--- begin Dataset rows ---

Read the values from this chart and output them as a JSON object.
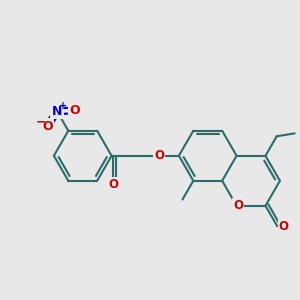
{
  "bg_color": "#e8e8e8",
  "bond_color": "#2d6b6b",
  "o_color": "#cc0000",
  "n_color": "#0000cc",
  "lw": 1.5,
  "dbo": 0.055,
  "fs": 8.5,
  "bl": 1.0,
  "xlim": [
    -5.0,
    5.2
  ],
  "ylim": [
    -3.2,
    3.2
  ]
}
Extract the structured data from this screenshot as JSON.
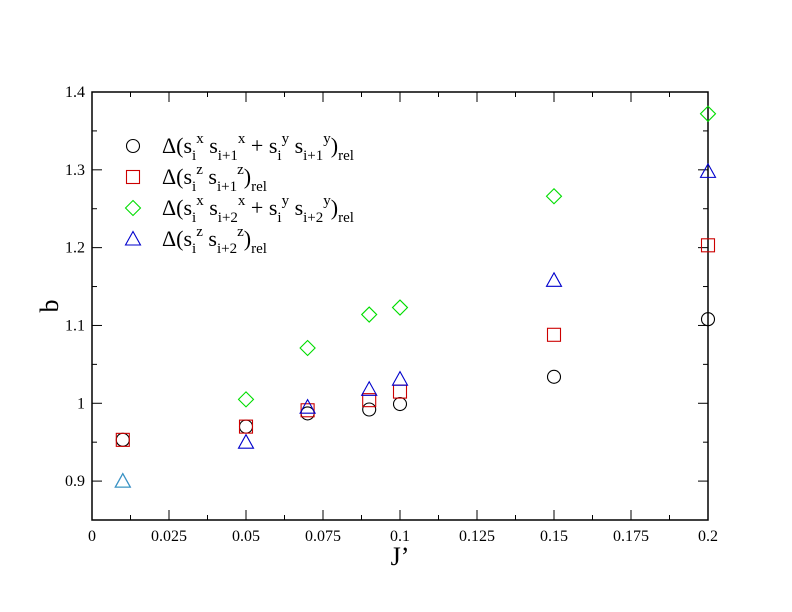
{
  "chart_data": {
    "type": "scatter",
    "xlabel": "J’",
    "ylabel": "b",
    "xlim": [
      0,
      0.2
    ],
    "ylim": [
      0.85,
      1.4
    ],
    "x_ticks": [
      {
        "value": 0,
        "label": "0"
      },
      {
        "value": 0.025,
        "label": "0.025"
      },
      {
        "value": 0.05,
        "label": "0.05"
      },
      {
        "value": 0.075,
        "label": "0.075"
      },
      {
        "value": 0.1,
        "label": "0.1"
      },
      {
        "value": 0.125,
        "label": "0.125"
      },
      {
        "value": 0.15,
        "label": "0.15"
      },
      {
        "value": 0.175,
        "label": "0.175"
      },
      {
        "value": 0.2,
        "label": "0.2"
      }
    ],
    "y_ticks": [
      {
        "value": 0.9,
        "label": "0.9"
      },
      {
        "value": 1.0,
        "label": "1"
      },
      {
        "value": 1.1,
        "label": "1.1"
      },
      {
        "value": 1.2,
        "label": "1.2"
      },
      {
        "value": 1.3,
        "label": "1.3"
      },
      {
        "value": 1.4,
        "label": "1.4"
      }
    ],
    "grid": false,
    "legend_position": "top-left",
    "series": [
      {
        "key": "xy_nn",
        "marker": "circle",
        "color": "#000000",
        "legend_prefix": "Δ(s",
        "legend_parts": [
          {
            "t": "Δ(s",
            "s": "n"
          },
          {
            "t": "i",
            "s": "sub"
          },
          {
            "t": "x",
            "s": "sup"
          },
          {
            "t": " s",
            "s": "n"
          },
          {
            "t": "i+1",
            "s": "sub"
          },
          {
            "t": "x",
            "s": "sup"
          },
          {
            "t": " + s",
            "s": "n"
          },
          {
            "t": "i",
            "s": "sub"
          },
          {
            "t": "y",
            "s": "sup"
          },
          {
            "t": " s",
            "s": "n"
          },
          {
            "t": "i+1",
            "s": "sub"
          },
          {
            "t": "y",
            "s": "sup"
          },
          {
            "t": ")",
            "s": "n"
          },
          {
            "t": "rel",
            "s": "sub"
          }
        ],
        "x": [
          0.01,
          0.05,
          0.07,
          0.09,
          0.1,
          0.15,
          0.2
        ],
        "y": [
          0.953,
          0.97,
          0.987,
          0.992,
          0.999,
          1.034,
          1.108
        ]
      },
      {
        "key": "zz_nn",
        "marker": "square",
        "color": "#cc0000",
        "legend_parts": [
          {
            "t": "Δ(s",
            "s": "n"
          },
          {
            "t": "i",
            "s": "sub"
          },
          {
            "t": "z",
            "s": "sup"
          },
          {
            "t": " s",
            "s": "n"
          },
          {
            "t": "i+1",
            "s": "sub"
          },
          {
            "t": "z",
            "s": "sup"
          },
          {
            "t": ")",
            "s": "n"
          },
          {
            "t": "rel",
            "s": "sub"
          }
        ],
        "x": [
          0.01,
          0.05,
          0.07,
          0.09,
          0.1,
          0.15,
          0.2
        ],
        "y": [
          0.953,
          0.97,
          0.991,
          1.004,
          1.015,
          1.088,
          1.203
        ]
      },
      {
        "key": "xy_nnn",
        "marker": "diamond",
        "color": "#00dd00",
        "legend_parts": [
          {
            "t": "Δ(s",
            "s": "n"
          },
          {
            "t": "i",
            "s": "sub"
          },
          {
            "t": "x",
            "s": "sup"
          },
          {
            "t": " s",
            "s": "n"
          },
          {
            "t": "i+2",
            "s": "sub"
          },
          {
            "t": "x",
            "s": "sup"
          },
          {
            "t": " + s",
            "s": "n"
          },
          {
            "t": "i",
            "s": "sub"
          },
          {
            "t": "y",
            "s": "sup"
          },
          {
            "t": " s",
            "s": "n"
          },
          {
            "t": "i+2",
            "s": "sub"
          },
          {
            "t": "y",
            "s": "sup"
          },
          {
            "t": ")",
            "s": "n"
          },
          {
            "t": "rel",
            "s": "sub"
          }
        ],
        "x": [
          0.05,
          0.07,
          0.09,
          0.1,
          0.15,
          0.2
        ],
        "y": [
          1.005,
          1.071,
          1.114,
          1.123,
          1.266,
          1.372
        ]
      },
      {
        "key": "zz_nnn",
        "marker": "triangle",
        "color": "#0000cc",
        "legend_parts": [
          {
            "t": "Δ(s",
            "s": "n"
          },
          {
            "t": "i",
            "s": "sub"
          },
          {
            "t": "z",
            "s": "sup"
          },
          {
            "t": " s",
            "s": "n"
          },
          {
            "t": "i+2",
            "s": "sub"
          },
          {
            "t": "z",
            "s": "sup"
          },
          {
            "t": ")",
            "s": "n"
          },
          {
            "t": "rel",
            "s": "sub"
          }
        ],
        "x": [
          0.01,
          0.05,
          0.07,
          0.09,
          0.1,
          0.15,
          0.2
        ],
        "y": [
          0.9,
          0.95,
          0.995,
          1.018,
          1.031,
          1.158,
          1.298
        ]
      }
    ],
    "overlap_marker": {
      "marker": "triangle",
      "color": "#3aa0c0",
      "x": 0.01,
      "y": 0.9
    }
  }
}
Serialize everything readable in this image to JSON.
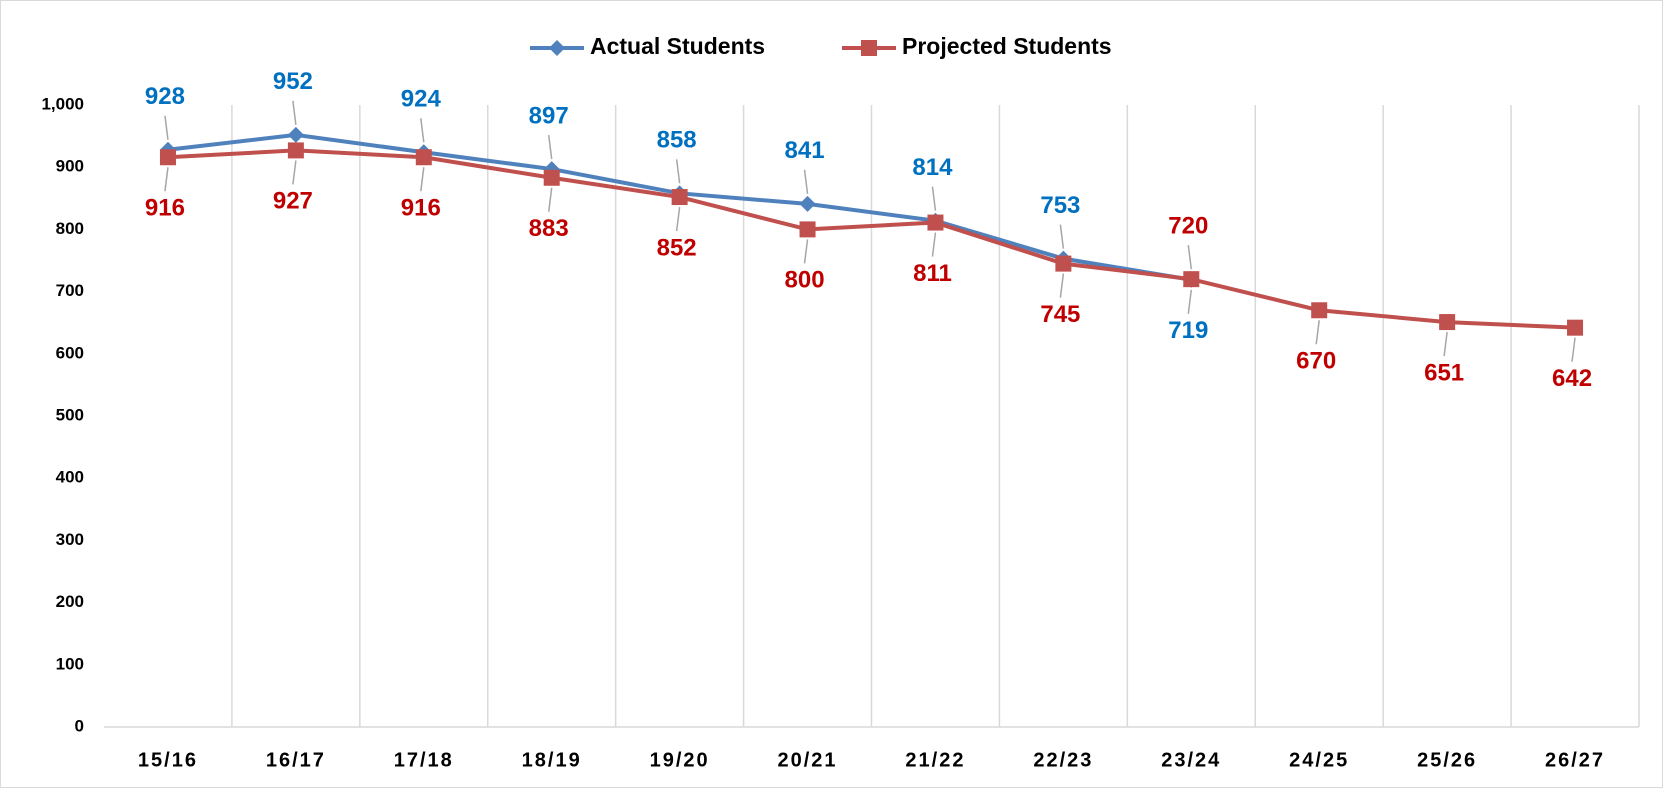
{
  "chart_data": {
    "type": "line",
    "categories": [
      "15/16",
      "16/17",
      "17/18",
      "18/19",
      "19/20",
      "20/21",
      "21/22",
      "22/23",
      "23/24",
      "24/25",
      "25/26",
      "26/27"
    ],
    "series": [
      {
        "name": "Actual Students",
        "color": "#4f81bd",
        "label_color": "#0070c0",
        "marker": "diamond",
        "values": [
          928,
          952,
          924,
          897,
          858,
          841,
          814,
          753,
          719,
          null,
          null,
          null
        ]
      },
      {
        "name": "Projected Students",
        "color": "#c0504d",
        "label_color": "#c00000",
        "marker": "square",
        "values": [
          916,
          927,
          916,
          883,
          852,
          800,
          811,
          745,
          720,
          670,
          651,
          642
        ]
      }
    ],
    "ylim": [
      0,
      1000
    ],
    "yticks": [
      0,
      100,
      200,
      300,
      400,
      500,
      600,
      700,
      800,
      900,
      {
        "value": 1000,
        "label": "1,000"
      }
    ],
    "grid": "x",
    "legend": "top"
  }
}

--- end Dataset rows ---

What to work on | Isolate the lines that hold the word "name" and copy all of them.

The reply |
        "name": "Actual Students",
        "name": "Projected Students",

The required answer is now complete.